▸ **Written request**
Please return the full listing below without altering anything.

▸ **Information provided**
|---|

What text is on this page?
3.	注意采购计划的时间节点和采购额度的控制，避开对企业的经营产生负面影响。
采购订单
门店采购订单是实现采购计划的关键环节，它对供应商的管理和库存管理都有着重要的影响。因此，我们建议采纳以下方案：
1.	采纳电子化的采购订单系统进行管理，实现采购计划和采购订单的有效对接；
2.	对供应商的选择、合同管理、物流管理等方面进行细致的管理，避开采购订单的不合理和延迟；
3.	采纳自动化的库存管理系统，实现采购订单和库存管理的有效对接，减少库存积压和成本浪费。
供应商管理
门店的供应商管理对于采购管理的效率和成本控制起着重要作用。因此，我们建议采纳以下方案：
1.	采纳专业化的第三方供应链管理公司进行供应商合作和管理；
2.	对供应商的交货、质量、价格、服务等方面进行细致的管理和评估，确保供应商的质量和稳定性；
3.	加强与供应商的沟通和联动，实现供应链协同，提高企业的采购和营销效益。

|---|

▸ **Finished answer**
What text is on this page?
3.	注意采购计划的时间节点和采购额度的控制，避开对企业的经营产生负面影响。
采购订单
门店采购订单是实现采购计划的关键环节，它对供应商的管理和库存管理都有着重要的影响。因此，我们建议采纳以下方案：
1.	采纳电子化的采购订单系统进行管理，实现采购计划和采购订单的有效对接；
2.	对供应商的选择、合同管理、物流管理等方面进行细致的管理，避开采购订单的不合理和延迟；
3.	采纳自动化的库存管理系统，实现采购订单和库存管理的有效对接，减少库存积压和成本浪费。
供应商管理
门店的供应商管理对于采购管理的效率和成本控制起着重要作用。因此，我们建议采纳以下方案：
1.	采纳专业化的第三方供应链管理公司进行供应商合作和管理；
2.	对供应商的交货、质量、价格、服务等方面进行细致的管理和评估，确保供应商的质量和稳定性；
3.	加强与供应商的沟通和联动，实现供应链协同，提高企业的采购和营销效益。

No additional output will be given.